WORK TO DO
Pull out from the material below all lines with "envíos".

RAW RECORDS
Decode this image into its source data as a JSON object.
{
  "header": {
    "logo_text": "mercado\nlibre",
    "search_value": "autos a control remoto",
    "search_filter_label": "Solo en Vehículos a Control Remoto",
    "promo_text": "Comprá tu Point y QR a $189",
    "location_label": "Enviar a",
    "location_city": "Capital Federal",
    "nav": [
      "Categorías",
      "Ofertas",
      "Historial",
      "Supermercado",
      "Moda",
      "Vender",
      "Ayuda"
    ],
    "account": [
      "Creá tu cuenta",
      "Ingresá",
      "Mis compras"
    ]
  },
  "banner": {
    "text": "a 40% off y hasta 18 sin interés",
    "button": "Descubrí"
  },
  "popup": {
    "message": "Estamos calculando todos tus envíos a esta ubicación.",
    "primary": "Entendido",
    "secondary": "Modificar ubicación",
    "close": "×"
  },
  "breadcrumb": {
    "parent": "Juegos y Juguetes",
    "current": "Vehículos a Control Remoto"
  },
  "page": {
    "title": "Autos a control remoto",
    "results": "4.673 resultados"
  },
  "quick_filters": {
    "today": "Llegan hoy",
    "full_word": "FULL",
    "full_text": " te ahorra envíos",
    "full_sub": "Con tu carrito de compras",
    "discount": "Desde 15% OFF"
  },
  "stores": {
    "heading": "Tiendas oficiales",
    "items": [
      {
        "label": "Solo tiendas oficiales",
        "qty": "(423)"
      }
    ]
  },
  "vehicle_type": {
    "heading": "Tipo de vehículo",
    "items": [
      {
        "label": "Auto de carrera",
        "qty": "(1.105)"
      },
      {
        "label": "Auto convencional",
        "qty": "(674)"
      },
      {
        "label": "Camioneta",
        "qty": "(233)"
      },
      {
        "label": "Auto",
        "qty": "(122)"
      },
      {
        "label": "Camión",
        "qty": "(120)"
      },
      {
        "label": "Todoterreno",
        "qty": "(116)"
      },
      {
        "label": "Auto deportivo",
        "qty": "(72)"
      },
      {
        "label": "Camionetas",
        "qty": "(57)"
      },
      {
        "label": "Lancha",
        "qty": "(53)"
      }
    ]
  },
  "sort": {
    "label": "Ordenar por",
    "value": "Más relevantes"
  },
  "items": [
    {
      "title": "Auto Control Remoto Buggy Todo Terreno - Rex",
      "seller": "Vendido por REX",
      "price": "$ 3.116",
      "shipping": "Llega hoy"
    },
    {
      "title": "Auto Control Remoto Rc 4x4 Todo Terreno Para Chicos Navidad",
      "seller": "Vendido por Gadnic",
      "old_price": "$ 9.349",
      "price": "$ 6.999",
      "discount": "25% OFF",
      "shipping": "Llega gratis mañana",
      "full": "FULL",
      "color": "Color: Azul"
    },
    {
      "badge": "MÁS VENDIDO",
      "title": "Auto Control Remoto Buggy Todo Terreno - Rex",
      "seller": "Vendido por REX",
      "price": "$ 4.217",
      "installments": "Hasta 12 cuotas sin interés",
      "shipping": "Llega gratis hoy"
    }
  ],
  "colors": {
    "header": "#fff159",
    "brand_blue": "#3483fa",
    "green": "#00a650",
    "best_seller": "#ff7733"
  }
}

EXERCISE ANSWER
    "message": "Estamos calculando todos tus envíos a esta ubicación.",
    "full_text": " te ahorra envíos",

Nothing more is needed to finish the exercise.